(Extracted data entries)
==========

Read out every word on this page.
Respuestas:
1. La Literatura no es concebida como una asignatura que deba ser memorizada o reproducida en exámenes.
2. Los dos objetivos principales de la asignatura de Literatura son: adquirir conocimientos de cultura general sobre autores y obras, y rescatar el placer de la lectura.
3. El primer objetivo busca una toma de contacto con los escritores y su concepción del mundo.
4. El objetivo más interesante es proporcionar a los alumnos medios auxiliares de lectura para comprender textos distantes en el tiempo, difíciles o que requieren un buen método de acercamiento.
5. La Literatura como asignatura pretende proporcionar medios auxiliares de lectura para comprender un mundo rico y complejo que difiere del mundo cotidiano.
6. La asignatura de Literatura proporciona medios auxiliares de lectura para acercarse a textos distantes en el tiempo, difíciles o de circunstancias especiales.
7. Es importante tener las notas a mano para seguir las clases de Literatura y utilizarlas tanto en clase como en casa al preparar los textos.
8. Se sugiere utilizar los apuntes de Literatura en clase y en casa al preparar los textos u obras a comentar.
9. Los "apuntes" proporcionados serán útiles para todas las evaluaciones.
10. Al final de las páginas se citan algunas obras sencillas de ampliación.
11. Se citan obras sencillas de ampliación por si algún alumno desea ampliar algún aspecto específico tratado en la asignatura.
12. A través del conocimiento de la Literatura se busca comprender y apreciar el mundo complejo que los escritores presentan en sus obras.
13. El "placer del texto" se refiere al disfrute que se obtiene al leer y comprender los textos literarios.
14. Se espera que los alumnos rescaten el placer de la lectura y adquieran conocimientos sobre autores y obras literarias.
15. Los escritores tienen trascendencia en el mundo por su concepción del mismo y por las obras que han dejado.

==========

Task requirements → Please repeat the listing above in full and exactly.

Result of this exercise →
Read out every word on this page.
Respuestas:
1. La Literatura no es concebida como una asignatura que deba ser memorizada o reproducida en exámenes.
2. Los dos objetivos principales de la asignatura de Literatura son: adquirir conocimientos de cultura general sobre autores y obras, y rescatar el placer de la lectura.
3. El primer objetivo busca una toma de contacto con los escritores y su concepción del mundo.
4. El objetivo más interesante es proporcionar a los alumnos medios auxiliares de lectura para comprender textos distantes en el tiempo, difíciles o que requieren un buen método de acercamiento.
5. La Literatura como asignatura pretende proporcionar medios auxiliares de lectura para comprender un mundo rico y complejo que difiere del mundo cotidiano.
6. La asignatura de Literatura proporciona medios auxiliares de lectura para acercarse a textos distantes en el tiempo, difíciles o de circunstancias especiales.
7. Es importante tener las notas a mano para seguir las clases de Literatura y utilizarlas tanto en clase como en casa al preparar los textos.
8. Se sugiere utilizar los apuntes de Literatura en clase y en casa al preparar los textos u obras a comentar.
9. Los "apuntes" proporcionados serán útiles para todas las evaluaciones.
10. Al final de las páginas se citan algunas obras sencillas de ampliación.
11. Se citan obras sencillas de ampliación por si algún alumno desea ampliar algún aspecto específico tratado en la asignatura.
12. A través del conocimiento de la Literatura se busca comprender y apreciar el mundo complejo que los escritores presentan en sus obras.
13. El "placer del texto" se refiere al disfrute que se obtiene al leer y comprender los textos literarios.
14. Se espera que los alumnos rescaten el placer de la lectura y adquieran conocimientos sobre autores y obras literarias.
15. Los escritores tienen trascendencia en el mundo por su concepción del mismo y por las obras que han dejado.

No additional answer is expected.